THE PROBLEM -
For each line of the data below that holds "dernière", copy the line.

[A block of data]
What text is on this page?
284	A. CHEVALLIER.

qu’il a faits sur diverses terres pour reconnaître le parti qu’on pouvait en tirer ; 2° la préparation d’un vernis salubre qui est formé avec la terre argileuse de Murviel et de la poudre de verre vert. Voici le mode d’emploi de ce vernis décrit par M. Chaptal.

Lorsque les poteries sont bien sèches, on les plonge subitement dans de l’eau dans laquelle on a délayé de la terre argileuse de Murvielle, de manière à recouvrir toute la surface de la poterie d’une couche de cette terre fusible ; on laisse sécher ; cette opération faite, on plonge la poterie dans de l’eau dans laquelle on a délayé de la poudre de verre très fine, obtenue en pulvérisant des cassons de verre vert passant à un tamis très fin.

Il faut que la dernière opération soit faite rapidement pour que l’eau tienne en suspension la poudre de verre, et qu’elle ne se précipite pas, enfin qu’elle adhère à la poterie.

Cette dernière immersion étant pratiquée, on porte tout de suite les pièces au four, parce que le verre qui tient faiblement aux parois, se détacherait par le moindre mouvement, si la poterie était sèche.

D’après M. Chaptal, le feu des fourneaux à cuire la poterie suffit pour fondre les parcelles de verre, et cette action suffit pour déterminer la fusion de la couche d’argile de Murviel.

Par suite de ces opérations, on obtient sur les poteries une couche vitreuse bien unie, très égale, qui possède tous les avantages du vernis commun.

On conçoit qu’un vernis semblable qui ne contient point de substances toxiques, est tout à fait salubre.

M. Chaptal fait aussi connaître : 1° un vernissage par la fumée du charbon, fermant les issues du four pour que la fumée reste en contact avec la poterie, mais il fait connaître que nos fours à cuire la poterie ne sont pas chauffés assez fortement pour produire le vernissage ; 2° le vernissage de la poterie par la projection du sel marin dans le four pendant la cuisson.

ANSWER IN FULL -
Il faut que la dernière opération soit faite rapidement pour que l’eau tienne en suspension la poudre de verre, et qu’elle ne se précipite pas, enfin qu’elle adhère à la poterie.
Cette dernière immersion étant pratiquée, on porte tout de suite les pièces au four, parce que le verre qui tient faiblement aux parois, se détacherait par le moindre mouvement, si la poterie était sèche.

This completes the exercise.